TO BE DONE:
**A)** In the essay on education outcomes, what was the original goal of the public education system?
**B)** Pick up the essay on education outcomes after its last sentence and write the next part.

ARTICLE:
╭──
There are any number of ways to say this, and, by saying it, say nothing. These answers have content, maybe, for the people saying them, but there’s no way for me to know what you mean. What are the cultural values you’d like to pass on? Is it likely that a vast majority of people are going to want to pass on those particular values? What would a good citizen do in our society? Are they law abiding or do they fight injustice? I’d like to think that they are both, but it’s pretty tough to create a system that both trains people to do what they are told and to also critically assess their culture.

I’m going to propose three different outcomes from an education system. They are, of course, meant to be exemplars. Any person would likely have bits of each, but the question is, which is the one that we value the most. It is easy to say that we want to have our children to ‘have their own minds’ but harder when confronted by uneaten broccoli. We want them to have their own minds, but come to the conclusions that we want them to come to. This is a subtle business. For now lets accept that we have many different parts and look at the landscape that our three outcomes live in.

Memory
Memory is the representation of the things that we ‘know’ as a culture. It is a repetition of the patters that we have established, the rules that we have made the ‘way things are done’. It is the status quo.

The worker
The worker was the original goal of the public education system. How can we create a workforce that will show up to work on time, accept tasks and complete them. The worker needs to remember things without understanding them. They need press a button at 2:15pm. They don’t need to know what happens when the button is pushed. They just need to press it.

The worker is easy to measure. You develop expectations and then you ensure that people can meet those expectations. This is one of the outcomes of the Gates vision of education.

At Microsoft, we believed in giving our employees the best chance to succeed, and then we insisted on success. We measured excellence, rewarded those who achieved it and were candid with those who did not.

Learning for a worker is about compliance. Assessment is an assessment of compliance. The worker collects facts and information that it can then trade with other workers. Our education system currently does a very good job of creating workers.

The soldier
In order to create this kind of model, where the employer (or teacher) decide what excellence means, and then measure someone against it, you need a separate class of people who are responsible for creating the measurements. The temptation here is to call those people ‘managers’ but i’m calling them soldiers here for a specific reason. They are the defenders of memory. They are the ones who establish what things we currently know that the worker should remember, and then establish the system by which we will measure that knowing.

They are the ‘we’ from the quote above. They decide which parts of the past will be valued. One of the sad side effects of this is that the soldiers really can decide what they want to have valued. There are any number of cases where we see this in curriculum now, where we are ‘valuing’ things like intelligent design as science.
╰──
DATA EXTRACT:
╭──
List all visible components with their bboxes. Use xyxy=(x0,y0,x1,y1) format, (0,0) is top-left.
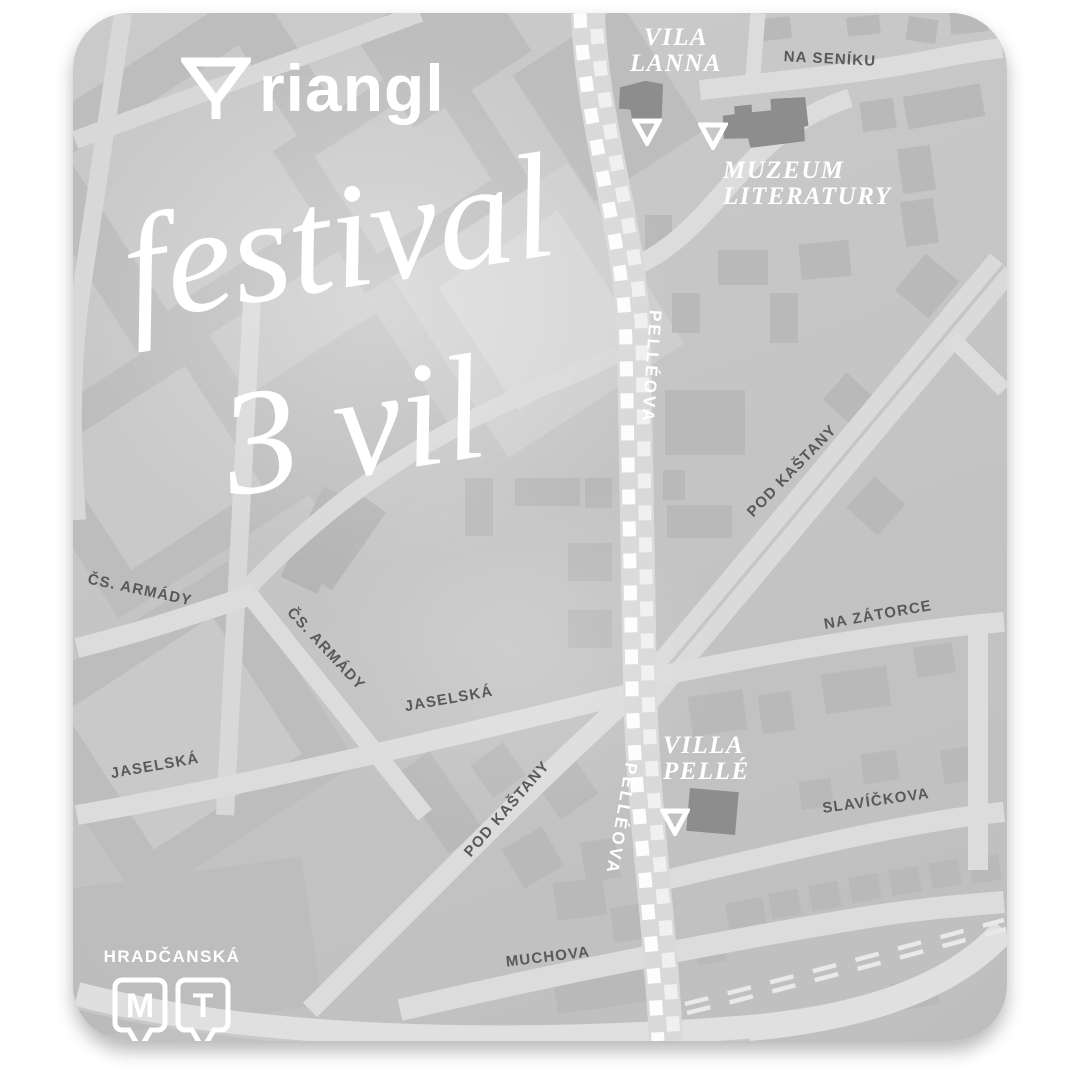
╰──
RESULTS OF THE EXERCISE:
**A)** The worker.

**B)**
Soldiers defend the status quo. They check for compliance. When you learn the rules and why they are used, you move from worker to soldier. These people KNOW MORE. We have a number of paths through our education system where you can learn enough to be someone who can check for compliance.

Nomads
The nomad is trying to do what I call ‘learning’. Not the recalling of facts, the knowing of things or the complying with given objectives, but getting beyond those things. Learning for the nomad is the point where the steps in a process go away. Think of parallel parking. If you think of the steps, perform them one at a time, you almost inevitably end up on the sidewalk. There is a point where you stop thinking of facts or steps and understand the act.

It is what Wynton Marsalis calls ‘being the thing itself’. It is the difference between playing a succession of notes, thinking of one after the other, and playing music.

In order to create an educational system that allows for nomads we can’t measure for a prescribed outcome. The point at which a new idea (even if it’s only new to that person) forms is going to be different for each nomad. This is about encouraging creativity over compliance.

Rhizomatic learning
Is an educational model whereby we create an ecosystem where nomads can learn(create). Where facts and data and knowledge and connection are pulled together in order to allow the nomad to create their own understanding. It is designed for a world where there aren’t ‘things people should know’ but rather ‘new connections to be made’. The knowing of things is there, but it is not the thing of importance.

If we want a society of innovators, of creatives, we can’t think of success as an act of compliance. Success is a break from the past. A new idea, a new context, a new vision.

This is what i want. From what i’ve read from the Gates foundation, they seem to want better workers. What i find so confusing, is that this was not the path that Gates himself took. He was (and maybe still is) a nomad.